● Stated exercise
Give all of the lines again exactly as they read.

START Input for this task

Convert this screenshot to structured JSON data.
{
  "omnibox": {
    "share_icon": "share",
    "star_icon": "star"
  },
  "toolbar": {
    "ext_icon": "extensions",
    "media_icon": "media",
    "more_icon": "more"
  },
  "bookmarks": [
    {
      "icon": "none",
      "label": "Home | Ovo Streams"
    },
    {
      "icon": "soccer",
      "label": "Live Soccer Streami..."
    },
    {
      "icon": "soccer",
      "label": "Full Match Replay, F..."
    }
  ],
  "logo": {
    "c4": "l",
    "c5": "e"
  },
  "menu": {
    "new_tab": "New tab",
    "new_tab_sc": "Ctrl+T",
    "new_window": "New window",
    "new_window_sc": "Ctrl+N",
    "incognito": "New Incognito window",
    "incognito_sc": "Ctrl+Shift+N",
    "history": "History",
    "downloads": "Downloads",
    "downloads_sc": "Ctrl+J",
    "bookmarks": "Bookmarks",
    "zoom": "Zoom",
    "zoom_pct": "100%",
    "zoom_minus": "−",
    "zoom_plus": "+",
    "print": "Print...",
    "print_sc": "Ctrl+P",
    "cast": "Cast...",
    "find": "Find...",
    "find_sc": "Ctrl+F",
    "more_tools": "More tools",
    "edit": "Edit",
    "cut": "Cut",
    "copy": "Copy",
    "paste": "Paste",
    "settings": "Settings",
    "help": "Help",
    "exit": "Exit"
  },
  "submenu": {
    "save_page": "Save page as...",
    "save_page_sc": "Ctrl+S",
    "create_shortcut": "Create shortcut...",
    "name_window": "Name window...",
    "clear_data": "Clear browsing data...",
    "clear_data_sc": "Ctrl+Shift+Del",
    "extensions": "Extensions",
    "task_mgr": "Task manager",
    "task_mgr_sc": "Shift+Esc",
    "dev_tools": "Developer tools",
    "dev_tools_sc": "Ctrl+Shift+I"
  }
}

END Input for this task

● Answer to this problem
Convert this screenshot to structured JSON data.
{
  "omnibox": {
    "share_icon": "share",
    "star_icon": "star"
  },
  "toolbar": {
    "ext_icon": "extensions",
    "media_icon": "media",
    "more_icon": "more"
  },
  "bookmarks": [
    {
      "icon": "none",
      "label": "Home | Ovo Streams"
    },
    {
      "icon": "soccer",
      "label": "Live Soccer Streami..."
    },
    {
      "icon": "soccer",
      "label": "Full Match Replay, F..."
    }
  ],
  "logo": {
    "c4": "l",
    "c5": "e"
  },
  "menu": {
    "new_tab": "New tab",
    "new_tab_sc": "Ctrl+T",
    "new_window": "New window",
    "new_window_sc": "Ctrl+N",
    "incognito": "New Incognito window",
    "incognito_sc": "Ctrl+Shift+N",
    "history": "History",
    "downloads": "Downloads",
    "downloads_sc": "Ctrl+J",
    "bookmarks": "Bookmarks",
    "zoom": "Zoom",
    "zoom_pct": "100%",
    "zoom_minus": "−",
    "zoom_plus": "+",
    "print": "Print...",
    "print_sc": "Ctrl+P",
    "cast": "Cast...",
    "find": "Find...",
    "find_sc": "Ctrl+F",
    "more_tools": "More tools",
    "edit": "Edit",
    "cut": "Cut",
    "copy": "Copy",
    "paste": "Paste",
    "settings": "Settings",
    "help": "Help",
    "exit": "Exit"
  },
  "submenu": {
    "save_page": "Save page as...",
    "save_page_sc": "Ctrl+S",
    "create_shortcut": "Create shortcut...",
    "name_window": "Name window...",
    "clear_data": "Clear browsing data...",
    "clear_data_sc": "Ctrl+Shift+Del",
    "extensions": "Extensions",
    "task_mgr": "Task manager",
    "task_mgr_sc": "Shift+Esc",
    "dev_tools": "Developer tools",
    "dev_tools_sc": "Ctrl+Shift+I"
  }
}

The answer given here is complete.